/---

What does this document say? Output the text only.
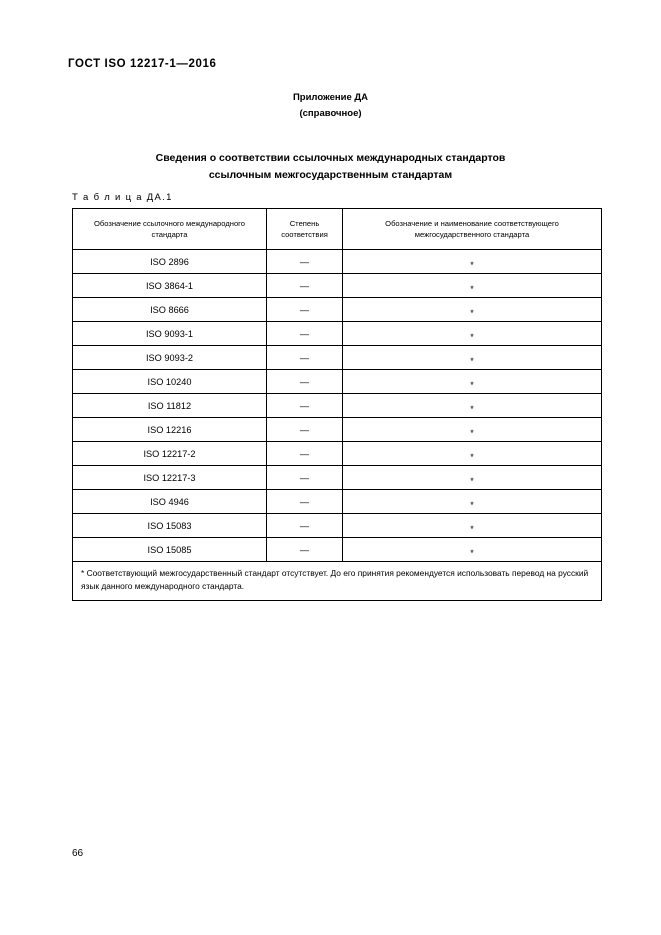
ГОСТ ISO 12217-1—2016
Приложение ДА
(справочное)
Сведения о соответствии ссылочных международных стандартов
ссылочным межгосударственным стандартам
Т а б л и ц а ДА.1
Обозначение ссылочного международного стандарта	Степень соответствия	Обозначение и наименование соответствующего межгосударственного стандарта
ISO 2896	—	*
ISO 3864-1	—	*
ISO 8666	—	*
ISO 9093-1	—	*
ISO 9093-2	—	*
ISO 10240	—	*
ISO 11812	—	*
ISO 12216	—	*
ISO 12217-2	—	*
ISO 12217-3	—	*
ISO 4946	—	*
ISO 15083	—	*
ISO 15085	—	*
* Соответствующий межгосударственный стандарт отсутствует. До его принятия рекомендуется использовать перевод на русский язык данного международного стандарта.		
66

\---

• **STATED EXERCISE**
Output the data above without changes, apart from leaving out the pictures.

• **OUTPUT FOR THIS TASK**
What does this document say? Output the text only.
ГОСТ ISO 12217-1—2016
Приложение ДА
(справочное)
Сведения о соответствии ссылочных международных стандартов
ссылочным межгосударственным стандартам
Т а б л и ц а ДА.1
Обозначение ссылочного международного стандарта	Степень соответствия	Обозначение и наименование соответствующего межгосударственного стандарта
ISO 2896	—	*
ISO 3864-1	—	*
ISO 8666	—	*
ISO 9093-1	—	*
ISO 9093-2	—	*
ISO 10240	—	*
ISO 11812	—	*
ISO 12216	—	*
ISO 12217-2	—	*
ISO 12217-3	—	*
ISO 4946	—	*
ISO 15083	—	*
ISO 15085	—	*
* Соответствующий межгосударственный стандарт отсутствует. До его принятия рекомендуется использовать перевод на русский язык данного международного стандарта.		
66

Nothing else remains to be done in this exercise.